▶ _REQUIREMENTS_:
Count every line below that contains "lever", then state the total with no other output.

▶ _DATA SUPPLIED_:
## Start

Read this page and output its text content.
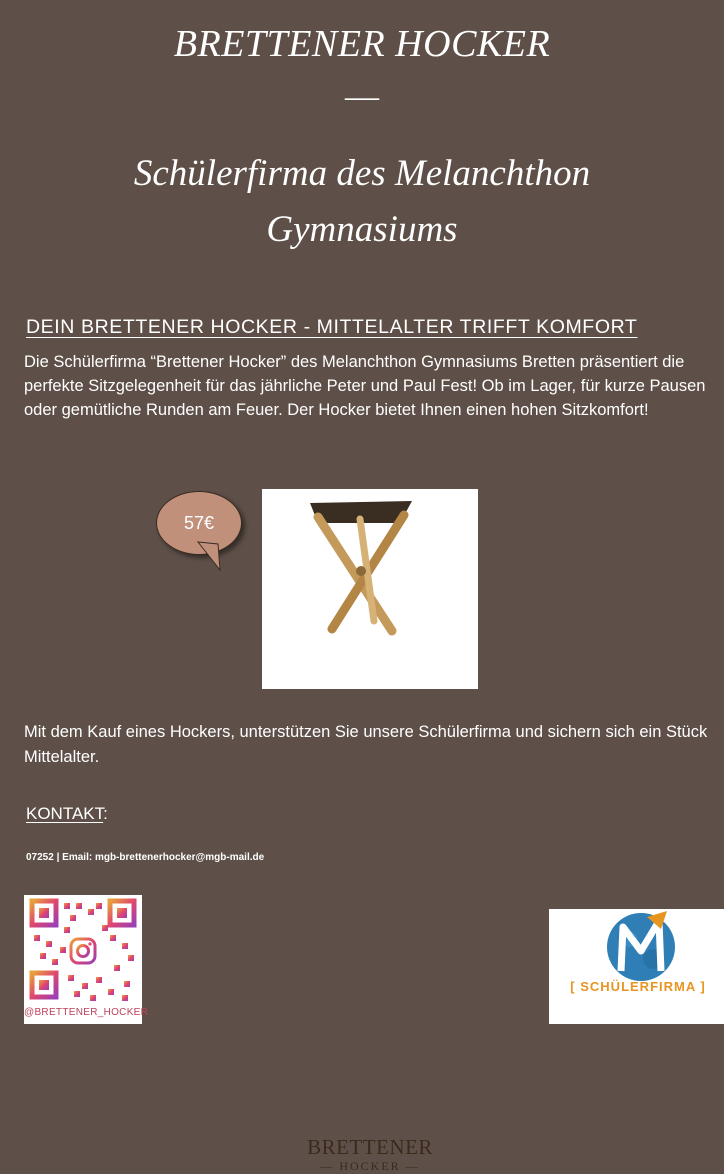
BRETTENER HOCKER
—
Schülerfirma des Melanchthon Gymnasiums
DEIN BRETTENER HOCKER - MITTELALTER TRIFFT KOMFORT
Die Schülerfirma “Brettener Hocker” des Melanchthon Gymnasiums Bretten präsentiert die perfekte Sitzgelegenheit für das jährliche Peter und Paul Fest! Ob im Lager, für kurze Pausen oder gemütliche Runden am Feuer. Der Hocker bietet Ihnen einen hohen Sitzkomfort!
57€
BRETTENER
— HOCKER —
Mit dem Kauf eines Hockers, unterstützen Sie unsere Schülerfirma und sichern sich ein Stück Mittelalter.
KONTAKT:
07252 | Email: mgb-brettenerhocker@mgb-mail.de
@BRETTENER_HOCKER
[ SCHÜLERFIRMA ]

## End
## Start

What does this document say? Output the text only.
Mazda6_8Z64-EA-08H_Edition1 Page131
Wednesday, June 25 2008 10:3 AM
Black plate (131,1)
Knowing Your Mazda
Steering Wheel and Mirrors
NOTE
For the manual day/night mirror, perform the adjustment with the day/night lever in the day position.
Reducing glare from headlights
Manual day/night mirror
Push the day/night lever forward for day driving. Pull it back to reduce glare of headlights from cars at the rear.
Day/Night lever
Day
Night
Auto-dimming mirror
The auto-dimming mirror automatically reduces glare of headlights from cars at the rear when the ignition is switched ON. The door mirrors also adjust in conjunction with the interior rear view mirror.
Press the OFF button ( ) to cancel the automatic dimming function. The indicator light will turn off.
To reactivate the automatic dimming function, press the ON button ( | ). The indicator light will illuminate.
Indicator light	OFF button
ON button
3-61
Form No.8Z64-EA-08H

## End

▶ _WRITTEN SOLUTION_:
3